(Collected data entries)
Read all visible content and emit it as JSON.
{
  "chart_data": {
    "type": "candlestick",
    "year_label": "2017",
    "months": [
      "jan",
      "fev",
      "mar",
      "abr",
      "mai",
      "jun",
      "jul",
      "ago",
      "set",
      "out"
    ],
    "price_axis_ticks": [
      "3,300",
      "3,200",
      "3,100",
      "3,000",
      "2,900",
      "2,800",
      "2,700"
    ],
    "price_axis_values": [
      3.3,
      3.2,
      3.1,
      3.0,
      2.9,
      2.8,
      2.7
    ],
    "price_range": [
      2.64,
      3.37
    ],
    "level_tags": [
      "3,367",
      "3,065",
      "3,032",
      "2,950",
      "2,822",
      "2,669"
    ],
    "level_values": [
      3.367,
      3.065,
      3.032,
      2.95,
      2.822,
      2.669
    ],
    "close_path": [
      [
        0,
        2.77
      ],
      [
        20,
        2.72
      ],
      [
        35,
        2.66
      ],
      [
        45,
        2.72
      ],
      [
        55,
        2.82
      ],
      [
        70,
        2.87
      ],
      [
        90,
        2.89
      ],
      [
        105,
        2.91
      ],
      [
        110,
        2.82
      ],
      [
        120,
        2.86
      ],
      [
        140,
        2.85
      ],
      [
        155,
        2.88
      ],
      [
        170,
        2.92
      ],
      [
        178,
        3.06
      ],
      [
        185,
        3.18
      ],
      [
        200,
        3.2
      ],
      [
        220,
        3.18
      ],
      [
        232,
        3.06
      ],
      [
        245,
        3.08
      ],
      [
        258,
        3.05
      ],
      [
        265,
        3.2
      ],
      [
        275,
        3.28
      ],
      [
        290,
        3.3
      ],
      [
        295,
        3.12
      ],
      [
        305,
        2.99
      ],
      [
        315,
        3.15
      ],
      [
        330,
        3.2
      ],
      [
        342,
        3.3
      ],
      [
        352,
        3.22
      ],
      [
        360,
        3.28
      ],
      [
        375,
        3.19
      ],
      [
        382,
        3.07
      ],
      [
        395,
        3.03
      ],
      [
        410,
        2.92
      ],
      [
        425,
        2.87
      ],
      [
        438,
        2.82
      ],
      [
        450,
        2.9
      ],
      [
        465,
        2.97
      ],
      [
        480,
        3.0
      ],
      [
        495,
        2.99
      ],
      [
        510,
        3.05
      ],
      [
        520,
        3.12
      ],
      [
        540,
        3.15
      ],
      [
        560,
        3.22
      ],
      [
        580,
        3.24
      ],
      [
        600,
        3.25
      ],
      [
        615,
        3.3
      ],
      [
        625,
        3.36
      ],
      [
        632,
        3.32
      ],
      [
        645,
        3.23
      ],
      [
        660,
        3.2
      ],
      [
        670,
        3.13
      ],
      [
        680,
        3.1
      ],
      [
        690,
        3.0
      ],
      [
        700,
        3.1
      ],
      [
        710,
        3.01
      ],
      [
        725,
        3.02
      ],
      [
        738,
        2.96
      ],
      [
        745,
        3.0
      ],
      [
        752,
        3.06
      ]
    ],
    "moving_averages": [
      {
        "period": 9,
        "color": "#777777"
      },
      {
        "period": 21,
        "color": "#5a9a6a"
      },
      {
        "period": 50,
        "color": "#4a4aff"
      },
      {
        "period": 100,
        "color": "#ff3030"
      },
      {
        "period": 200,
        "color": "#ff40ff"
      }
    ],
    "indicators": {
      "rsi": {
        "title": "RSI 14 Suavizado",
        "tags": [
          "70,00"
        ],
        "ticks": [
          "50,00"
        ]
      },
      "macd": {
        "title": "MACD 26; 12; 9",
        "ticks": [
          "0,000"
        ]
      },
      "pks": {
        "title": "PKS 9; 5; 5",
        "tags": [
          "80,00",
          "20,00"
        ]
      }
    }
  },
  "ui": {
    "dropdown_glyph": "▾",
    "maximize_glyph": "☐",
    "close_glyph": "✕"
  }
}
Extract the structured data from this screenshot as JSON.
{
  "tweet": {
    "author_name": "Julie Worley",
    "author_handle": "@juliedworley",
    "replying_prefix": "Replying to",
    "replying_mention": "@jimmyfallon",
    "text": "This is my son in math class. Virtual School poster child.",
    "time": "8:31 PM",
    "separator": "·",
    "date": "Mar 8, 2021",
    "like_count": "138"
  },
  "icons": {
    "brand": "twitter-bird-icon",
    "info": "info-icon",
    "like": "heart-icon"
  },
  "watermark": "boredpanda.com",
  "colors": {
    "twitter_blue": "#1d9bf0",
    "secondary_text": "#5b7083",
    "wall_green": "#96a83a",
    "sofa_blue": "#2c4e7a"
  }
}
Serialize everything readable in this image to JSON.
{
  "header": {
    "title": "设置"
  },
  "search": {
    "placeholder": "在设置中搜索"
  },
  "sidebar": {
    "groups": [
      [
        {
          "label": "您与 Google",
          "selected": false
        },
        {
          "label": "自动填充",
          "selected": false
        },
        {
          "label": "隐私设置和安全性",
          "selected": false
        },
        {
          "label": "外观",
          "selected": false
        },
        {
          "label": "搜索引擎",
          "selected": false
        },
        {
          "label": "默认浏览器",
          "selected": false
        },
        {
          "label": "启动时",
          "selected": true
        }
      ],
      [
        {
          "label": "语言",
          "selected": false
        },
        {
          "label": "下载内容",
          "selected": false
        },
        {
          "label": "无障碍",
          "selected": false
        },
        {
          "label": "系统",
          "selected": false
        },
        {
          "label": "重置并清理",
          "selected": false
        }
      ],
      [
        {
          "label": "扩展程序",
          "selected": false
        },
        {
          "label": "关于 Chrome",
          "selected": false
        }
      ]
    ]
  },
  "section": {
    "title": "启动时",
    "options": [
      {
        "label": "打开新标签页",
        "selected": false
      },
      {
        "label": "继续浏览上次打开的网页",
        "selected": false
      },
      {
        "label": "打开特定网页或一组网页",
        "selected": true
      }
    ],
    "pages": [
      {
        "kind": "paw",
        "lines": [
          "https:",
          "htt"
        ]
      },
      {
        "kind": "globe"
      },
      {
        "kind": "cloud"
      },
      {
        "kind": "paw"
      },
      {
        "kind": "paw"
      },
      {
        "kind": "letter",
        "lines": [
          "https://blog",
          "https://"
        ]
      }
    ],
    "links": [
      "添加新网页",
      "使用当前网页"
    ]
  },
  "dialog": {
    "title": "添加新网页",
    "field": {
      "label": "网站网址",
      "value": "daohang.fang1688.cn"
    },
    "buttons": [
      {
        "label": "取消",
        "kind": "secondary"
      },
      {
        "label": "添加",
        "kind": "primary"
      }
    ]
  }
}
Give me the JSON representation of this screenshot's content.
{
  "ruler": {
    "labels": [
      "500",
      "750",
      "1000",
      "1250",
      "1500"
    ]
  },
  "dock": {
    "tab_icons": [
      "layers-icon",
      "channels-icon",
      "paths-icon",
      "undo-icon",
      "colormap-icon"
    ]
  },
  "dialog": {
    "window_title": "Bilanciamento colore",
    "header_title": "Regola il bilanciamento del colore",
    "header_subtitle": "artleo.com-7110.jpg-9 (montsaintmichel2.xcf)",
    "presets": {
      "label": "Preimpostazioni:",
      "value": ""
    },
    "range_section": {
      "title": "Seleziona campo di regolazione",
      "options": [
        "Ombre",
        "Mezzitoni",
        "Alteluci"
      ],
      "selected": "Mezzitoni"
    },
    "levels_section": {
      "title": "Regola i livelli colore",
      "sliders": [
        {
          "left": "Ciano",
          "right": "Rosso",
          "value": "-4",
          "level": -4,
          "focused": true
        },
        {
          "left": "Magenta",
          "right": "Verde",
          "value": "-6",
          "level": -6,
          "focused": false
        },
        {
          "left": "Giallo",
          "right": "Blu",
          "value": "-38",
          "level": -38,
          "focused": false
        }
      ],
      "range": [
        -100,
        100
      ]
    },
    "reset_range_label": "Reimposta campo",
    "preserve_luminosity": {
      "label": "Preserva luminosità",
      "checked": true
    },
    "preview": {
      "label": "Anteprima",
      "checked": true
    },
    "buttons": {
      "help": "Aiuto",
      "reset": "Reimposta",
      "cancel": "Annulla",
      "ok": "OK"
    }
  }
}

▸ What you have to do: Every line in the data that holds "colore" should be copied out.

▸ Result of this exercise:
    "window_title": "Bilanciamento colore",
    "header_title": "Regola il bilanciamento del colore",
      "title": "Regola i livelli colore",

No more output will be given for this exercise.